Find each line with the string "this" and copy it.

==== Entries ====

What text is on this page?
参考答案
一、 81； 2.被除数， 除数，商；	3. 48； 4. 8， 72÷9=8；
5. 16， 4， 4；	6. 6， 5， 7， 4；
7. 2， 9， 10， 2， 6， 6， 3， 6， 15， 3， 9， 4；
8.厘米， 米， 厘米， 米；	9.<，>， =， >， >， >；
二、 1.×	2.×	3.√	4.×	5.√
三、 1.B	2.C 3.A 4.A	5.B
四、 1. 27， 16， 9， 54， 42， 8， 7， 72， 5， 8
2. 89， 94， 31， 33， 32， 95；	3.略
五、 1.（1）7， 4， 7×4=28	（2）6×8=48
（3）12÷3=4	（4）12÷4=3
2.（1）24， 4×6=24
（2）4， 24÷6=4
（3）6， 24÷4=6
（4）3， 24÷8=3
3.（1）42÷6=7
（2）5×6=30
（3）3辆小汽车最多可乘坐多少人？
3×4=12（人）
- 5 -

====
==== Entries ====

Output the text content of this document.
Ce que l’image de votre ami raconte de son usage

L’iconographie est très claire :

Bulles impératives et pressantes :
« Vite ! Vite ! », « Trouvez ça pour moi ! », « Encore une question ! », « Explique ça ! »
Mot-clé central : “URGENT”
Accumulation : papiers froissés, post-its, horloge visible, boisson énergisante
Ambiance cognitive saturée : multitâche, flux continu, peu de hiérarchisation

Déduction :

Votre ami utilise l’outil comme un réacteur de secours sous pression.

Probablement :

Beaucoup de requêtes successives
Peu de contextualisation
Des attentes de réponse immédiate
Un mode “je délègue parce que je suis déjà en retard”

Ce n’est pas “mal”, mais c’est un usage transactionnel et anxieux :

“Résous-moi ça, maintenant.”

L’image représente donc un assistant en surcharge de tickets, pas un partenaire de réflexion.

====

Response ->
What text is on this page?
Output the text content of this document.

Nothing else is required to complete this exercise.